**Set exercise:** Check each line of the records for "list"; collect those that have it.

**Given information:**
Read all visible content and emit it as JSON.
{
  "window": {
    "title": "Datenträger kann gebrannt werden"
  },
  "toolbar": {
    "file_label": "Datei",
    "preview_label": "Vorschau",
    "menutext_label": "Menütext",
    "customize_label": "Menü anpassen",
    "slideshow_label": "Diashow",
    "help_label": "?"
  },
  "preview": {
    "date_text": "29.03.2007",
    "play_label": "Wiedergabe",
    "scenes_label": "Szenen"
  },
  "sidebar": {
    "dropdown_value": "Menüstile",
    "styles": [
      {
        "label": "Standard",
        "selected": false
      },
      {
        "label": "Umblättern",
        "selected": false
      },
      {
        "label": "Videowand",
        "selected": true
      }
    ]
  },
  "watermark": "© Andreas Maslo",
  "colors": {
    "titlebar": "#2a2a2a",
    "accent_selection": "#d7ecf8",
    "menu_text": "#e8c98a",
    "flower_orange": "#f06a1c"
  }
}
==
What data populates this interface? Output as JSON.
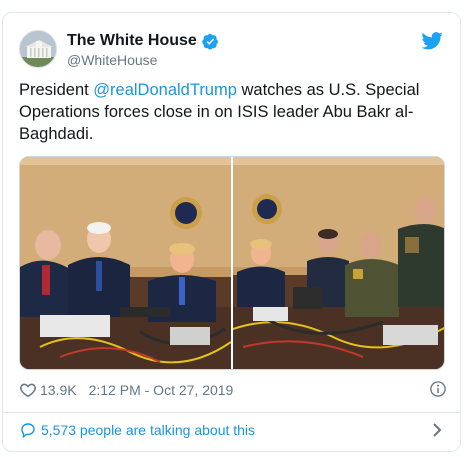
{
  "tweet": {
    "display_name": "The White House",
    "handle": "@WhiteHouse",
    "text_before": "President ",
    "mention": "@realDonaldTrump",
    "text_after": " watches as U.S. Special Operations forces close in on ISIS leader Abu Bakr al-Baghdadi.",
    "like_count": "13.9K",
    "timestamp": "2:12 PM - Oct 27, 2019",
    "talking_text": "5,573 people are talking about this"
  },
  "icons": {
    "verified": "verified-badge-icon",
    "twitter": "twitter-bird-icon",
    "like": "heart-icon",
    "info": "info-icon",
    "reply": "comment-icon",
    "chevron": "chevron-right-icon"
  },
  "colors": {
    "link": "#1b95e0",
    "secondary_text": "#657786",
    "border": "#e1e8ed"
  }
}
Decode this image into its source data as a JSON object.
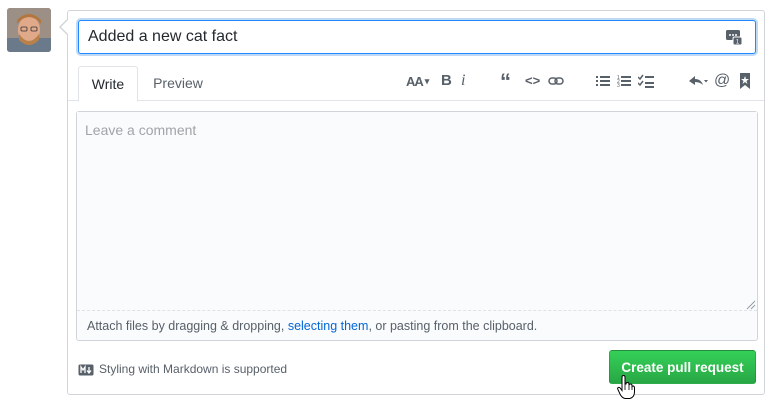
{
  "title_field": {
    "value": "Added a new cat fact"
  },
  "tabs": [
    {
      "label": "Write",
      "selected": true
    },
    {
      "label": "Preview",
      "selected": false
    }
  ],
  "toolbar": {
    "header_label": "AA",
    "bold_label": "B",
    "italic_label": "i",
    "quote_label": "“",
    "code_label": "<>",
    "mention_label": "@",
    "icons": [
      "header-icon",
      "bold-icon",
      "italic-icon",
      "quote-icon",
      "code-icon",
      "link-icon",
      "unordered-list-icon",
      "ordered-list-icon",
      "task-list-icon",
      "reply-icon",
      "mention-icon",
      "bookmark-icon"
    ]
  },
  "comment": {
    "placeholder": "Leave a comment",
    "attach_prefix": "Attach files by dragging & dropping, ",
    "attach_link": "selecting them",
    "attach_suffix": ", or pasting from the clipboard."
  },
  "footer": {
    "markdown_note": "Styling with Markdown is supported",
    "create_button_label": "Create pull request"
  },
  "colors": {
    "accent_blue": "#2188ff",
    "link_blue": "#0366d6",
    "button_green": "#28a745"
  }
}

**Solution below:**
      "unordered-list-icon",
      "ordered-list-icon",
      "task-list-icon",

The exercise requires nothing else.